Another theory gaining increasing popularity, over the past decade, is one postulated by Fortuna et al.; it described perineural cysts to be the results of congenital arachnoidal proliferation along the exiting sacral nerve roots. Some research on the migration of inflammatory cell into spinal has been studied. Additionally, in vivo and in vitro studies show inflammation induced by CNS injury causes distinct cystic cavitations created by astrocyte migration.

Hemorrhagic Infiltration 

Many authors state that blood and its breakdown products acting as foreign-body substance in the subarachnoid space produce local adhesive arachnoiditis with no symptoms, but it also can create cystic degeneration. The subarachnoid space abhors all foreign body substances. Even the presence of injected air is considered to be a  "foreign body". Blood definitely is considered a  foreign body, particularly in its breakdown products. Repeated exposure to foreign body substances in the subarachnoid space or spinal injury can initiate auto-immune amnestic reactions which may potentiate and magnify the ongoing inflammatory process causing cystic cavitation in spinal tissue.

Enlargement 
Tarlov cysts are known to have the tendency to enlarge over time. The prominent theory that explains this phenomenon reasons the enlargement of the cysts is due to the cerebrospinal fluid being pushed into the cyst during systole pulsation, but unable to get out during the diastole phase, resulting in enlargement observed in clinical settings over time. Increased ICP from trauma or other injury, childbirth, and overextertion are thought to trigger enlargement along with inflammation and hemorrhagic infiltration. With the cysts often containing a valve like mechanism fluid becomes trapped, and the meningeal sac or nerve sheath grows in size. Some patients have been diagnosed for up to 20 years with little change in size, and those with small stable cysts may avoid much progression of symptoms. Those with generally larger sacral cysts pressed along the sacrum cause the sacrum to become eroded and thin.

Activities:
(a) Retype the Tarlov cyst text between "Another theory gaining" and "by astrocyte migration.", inclusive.
(b) Answer these questions from the Tarlov cyst text:
(i) According to the theory postulated by Fortuna et al., what are perineural cysts the result of?
(ii) For up to how many years have some patients been diagnosed with little change in cyst size?
(iii) What happens to the sacrum when larger sacral cysts press along it?
The lines that follow are separate material and have no connection to the Tarlov cyst text above.

Material supplied:
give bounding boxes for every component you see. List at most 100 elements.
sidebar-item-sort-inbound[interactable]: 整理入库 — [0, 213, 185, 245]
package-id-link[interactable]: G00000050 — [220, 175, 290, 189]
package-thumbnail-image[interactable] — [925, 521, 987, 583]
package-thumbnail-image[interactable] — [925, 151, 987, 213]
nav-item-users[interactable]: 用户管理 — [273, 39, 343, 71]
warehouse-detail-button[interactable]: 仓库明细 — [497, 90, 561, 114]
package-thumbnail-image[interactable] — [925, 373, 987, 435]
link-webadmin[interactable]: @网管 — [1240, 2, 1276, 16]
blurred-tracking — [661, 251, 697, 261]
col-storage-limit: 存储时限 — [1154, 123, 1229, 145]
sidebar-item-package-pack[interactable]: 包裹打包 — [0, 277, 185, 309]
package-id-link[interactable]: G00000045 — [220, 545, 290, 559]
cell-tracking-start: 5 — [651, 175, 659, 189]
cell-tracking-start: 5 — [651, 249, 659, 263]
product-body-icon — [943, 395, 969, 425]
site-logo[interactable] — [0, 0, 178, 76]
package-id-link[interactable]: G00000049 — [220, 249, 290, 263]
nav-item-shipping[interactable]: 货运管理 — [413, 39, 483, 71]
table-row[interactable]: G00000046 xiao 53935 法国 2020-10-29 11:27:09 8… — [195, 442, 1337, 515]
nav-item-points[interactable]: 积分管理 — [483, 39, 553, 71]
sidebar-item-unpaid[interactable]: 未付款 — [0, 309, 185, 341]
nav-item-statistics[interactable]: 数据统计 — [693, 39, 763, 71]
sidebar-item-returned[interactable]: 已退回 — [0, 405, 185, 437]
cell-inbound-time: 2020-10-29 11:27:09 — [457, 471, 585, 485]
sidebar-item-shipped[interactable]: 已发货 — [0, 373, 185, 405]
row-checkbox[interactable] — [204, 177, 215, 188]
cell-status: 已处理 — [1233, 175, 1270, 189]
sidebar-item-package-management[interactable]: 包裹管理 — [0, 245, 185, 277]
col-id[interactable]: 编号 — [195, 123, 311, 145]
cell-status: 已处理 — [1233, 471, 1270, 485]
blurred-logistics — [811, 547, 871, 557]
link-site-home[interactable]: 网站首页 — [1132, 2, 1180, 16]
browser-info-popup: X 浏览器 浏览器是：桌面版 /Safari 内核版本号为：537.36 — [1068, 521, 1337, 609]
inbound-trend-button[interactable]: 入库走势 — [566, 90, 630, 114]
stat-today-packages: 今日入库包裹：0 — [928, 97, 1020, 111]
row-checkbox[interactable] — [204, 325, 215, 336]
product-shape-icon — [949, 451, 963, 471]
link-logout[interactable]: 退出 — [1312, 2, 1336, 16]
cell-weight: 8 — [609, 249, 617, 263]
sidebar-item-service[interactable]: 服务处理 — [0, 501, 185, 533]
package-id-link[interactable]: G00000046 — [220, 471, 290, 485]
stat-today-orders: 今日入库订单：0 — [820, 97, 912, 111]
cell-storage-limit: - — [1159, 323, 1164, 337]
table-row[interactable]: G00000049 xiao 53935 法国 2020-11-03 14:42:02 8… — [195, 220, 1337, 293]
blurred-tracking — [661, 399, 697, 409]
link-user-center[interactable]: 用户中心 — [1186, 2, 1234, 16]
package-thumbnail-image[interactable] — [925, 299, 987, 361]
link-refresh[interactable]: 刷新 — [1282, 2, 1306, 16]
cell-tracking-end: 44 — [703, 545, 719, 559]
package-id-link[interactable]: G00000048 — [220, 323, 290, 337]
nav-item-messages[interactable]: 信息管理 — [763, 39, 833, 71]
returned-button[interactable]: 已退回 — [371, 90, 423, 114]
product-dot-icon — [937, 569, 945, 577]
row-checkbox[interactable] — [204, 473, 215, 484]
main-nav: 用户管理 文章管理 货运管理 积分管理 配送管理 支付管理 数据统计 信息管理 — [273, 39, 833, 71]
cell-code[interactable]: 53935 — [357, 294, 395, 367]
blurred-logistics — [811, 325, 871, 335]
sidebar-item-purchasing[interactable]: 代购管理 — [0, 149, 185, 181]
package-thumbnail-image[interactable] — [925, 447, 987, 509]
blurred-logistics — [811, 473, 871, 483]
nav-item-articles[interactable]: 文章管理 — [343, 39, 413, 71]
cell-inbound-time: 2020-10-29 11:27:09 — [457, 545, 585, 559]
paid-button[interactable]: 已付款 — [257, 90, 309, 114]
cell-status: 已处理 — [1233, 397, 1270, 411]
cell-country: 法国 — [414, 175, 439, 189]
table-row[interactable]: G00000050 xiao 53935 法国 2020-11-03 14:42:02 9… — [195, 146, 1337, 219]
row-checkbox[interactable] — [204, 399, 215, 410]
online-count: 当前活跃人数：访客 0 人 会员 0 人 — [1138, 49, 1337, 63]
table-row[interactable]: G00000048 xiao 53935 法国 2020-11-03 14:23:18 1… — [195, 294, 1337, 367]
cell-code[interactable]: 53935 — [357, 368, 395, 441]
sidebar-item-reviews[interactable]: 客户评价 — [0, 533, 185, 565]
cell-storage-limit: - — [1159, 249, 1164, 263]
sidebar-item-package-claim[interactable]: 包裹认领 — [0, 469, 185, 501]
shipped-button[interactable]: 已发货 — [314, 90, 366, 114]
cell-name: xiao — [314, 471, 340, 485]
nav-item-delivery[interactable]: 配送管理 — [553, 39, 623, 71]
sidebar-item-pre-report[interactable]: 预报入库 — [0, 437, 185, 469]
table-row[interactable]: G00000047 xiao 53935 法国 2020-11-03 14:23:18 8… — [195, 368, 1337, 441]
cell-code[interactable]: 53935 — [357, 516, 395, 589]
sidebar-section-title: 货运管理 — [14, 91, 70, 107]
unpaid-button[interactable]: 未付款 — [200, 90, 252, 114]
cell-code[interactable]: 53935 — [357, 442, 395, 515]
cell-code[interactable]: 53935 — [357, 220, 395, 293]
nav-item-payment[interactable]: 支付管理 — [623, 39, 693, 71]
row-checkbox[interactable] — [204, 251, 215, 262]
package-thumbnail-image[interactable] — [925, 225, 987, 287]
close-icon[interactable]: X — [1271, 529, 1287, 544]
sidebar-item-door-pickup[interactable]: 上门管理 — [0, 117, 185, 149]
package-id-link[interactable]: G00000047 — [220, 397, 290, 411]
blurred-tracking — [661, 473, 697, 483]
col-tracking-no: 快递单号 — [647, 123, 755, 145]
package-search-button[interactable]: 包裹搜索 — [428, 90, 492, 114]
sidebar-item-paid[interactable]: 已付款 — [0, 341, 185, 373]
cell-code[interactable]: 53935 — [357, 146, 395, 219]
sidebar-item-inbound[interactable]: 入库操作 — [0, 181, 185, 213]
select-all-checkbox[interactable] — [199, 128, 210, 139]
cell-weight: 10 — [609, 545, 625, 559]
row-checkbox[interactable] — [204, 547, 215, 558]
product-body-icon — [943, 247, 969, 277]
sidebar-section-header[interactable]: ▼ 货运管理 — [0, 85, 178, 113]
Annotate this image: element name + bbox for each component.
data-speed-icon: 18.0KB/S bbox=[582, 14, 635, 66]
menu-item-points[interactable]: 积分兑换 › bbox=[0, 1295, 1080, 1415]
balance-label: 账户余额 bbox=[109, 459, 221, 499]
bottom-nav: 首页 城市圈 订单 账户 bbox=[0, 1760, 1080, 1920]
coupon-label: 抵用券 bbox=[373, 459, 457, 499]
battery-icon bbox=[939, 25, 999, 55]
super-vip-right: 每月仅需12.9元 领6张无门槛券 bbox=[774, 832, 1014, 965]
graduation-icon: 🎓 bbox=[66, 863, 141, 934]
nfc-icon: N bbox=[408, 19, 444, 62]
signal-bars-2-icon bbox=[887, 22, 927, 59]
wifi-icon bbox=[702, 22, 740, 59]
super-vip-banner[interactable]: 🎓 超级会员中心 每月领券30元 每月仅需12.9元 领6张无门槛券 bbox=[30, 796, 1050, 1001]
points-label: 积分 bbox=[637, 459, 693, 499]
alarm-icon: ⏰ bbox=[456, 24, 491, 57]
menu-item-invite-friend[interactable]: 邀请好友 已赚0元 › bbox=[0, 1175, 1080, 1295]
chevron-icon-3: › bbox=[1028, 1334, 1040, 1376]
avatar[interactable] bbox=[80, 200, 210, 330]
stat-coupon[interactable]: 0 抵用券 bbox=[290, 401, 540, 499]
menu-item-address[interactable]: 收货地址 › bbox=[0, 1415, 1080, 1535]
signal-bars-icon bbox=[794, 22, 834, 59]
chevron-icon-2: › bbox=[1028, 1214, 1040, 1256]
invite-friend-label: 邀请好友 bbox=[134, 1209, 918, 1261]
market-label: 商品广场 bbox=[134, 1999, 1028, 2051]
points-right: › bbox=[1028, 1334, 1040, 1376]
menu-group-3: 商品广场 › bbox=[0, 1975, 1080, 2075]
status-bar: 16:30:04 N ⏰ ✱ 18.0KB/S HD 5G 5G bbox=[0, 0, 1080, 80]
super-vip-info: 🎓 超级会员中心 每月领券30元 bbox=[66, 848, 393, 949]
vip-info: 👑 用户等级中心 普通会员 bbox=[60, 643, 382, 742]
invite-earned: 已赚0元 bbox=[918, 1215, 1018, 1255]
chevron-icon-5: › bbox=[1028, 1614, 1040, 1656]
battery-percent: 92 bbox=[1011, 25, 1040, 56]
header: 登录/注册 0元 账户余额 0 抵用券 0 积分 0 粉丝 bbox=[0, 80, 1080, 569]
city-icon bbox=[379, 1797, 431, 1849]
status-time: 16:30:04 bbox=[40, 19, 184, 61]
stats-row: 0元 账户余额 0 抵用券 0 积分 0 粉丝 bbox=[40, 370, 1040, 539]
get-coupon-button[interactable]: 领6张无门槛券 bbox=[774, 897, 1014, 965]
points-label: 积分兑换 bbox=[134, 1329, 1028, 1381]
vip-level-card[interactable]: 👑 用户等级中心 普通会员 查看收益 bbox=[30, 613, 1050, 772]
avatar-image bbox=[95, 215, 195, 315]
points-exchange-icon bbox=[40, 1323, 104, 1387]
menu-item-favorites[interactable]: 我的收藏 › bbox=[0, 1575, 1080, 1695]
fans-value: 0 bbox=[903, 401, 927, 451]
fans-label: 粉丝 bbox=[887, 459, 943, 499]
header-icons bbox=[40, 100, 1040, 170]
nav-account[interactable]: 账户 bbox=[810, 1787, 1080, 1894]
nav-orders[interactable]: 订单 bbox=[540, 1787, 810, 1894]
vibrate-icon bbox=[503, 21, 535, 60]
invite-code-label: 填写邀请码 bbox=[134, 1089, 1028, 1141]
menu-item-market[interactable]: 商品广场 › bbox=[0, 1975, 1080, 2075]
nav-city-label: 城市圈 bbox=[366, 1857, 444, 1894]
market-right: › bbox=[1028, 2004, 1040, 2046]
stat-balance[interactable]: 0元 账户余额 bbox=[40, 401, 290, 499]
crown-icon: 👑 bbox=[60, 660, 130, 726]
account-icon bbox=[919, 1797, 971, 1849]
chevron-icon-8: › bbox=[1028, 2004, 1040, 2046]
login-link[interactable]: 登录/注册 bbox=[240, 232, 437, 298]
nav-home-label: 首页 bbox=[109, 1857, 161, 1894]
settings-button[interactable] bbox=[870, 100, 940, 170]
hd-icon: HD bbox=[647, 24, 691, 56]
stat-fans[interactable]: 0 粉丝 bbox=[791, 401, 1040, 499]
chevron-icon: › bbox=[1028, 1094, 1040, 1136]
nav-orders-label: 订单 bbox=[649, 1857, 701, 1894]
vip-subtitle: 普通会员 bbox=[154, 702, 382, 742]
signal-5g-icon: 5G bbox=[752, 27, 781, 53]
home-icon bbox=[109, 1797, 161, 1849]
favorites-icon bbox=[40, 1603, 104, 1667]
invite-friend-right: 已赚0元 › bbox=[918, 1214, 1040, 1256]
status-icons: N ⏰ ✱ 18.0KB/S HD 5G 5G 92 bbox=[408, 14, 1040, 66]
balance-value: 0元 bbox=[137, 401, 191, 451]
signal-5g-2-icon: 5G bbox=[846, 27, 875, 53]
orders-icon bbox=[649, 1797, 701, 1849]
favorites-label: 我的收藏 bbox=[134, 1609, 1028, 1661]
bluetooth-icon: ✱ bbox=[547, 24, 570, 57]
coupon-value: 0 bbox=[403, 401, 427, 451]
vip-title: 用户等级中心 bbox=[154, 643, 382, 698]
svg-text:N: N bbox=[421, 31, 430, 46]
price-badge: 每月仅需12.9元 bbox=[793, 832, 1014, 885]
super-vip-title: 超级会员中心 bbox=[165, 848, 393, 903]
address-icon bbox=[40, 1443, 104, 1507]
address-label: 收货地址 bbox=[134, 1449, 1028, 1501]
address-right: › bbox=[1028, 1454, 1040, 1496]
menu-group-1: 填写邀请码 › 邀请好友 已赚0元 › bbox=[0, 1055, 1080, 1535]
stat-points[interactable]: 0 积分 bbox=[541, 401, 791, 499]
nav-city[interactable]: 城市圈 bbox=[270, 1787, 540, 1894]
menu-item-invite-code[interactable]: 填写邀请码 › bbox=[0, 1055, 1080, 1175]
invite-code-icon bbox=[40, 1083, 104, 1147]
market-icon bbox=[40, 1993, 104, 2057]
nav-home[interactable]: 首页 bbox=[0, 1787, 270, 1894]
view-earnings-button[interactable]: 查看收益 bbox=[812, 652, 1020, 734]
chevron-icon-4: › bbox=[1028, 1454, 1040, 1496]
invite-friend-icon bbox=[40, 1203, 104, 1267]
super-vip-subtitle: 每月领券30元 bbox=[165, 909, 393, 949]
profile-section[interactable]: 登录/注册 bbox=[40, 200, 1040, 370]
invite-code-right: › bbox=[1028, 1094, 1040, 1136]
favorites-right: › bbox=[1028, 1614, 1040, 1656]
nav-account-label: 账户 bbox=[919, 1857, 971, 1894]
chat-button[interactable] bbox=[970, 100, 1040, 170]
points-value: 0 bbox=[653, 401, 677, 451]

Responses in order:
(a)
Another theory gaining increasing popularity, over the past decade, is one postulated by Fortuna et al.; it described perineural cysts to be the results of congenital arachnoidal proliferation along the exiting sacral nerve roots. Some research on the migration of inflammatory cell into spinal has been studied. Additionally, in vivo and in vitro studies show inflammation induced by CNS injury causes distinct cystic cavitations created by astrocyte migration.

(b)
(i) Congenital arachnoidal proliferation along the exiting sacral nerve roots.
(ii) Up to 20 years.
(iii) It becomes eroded and thin.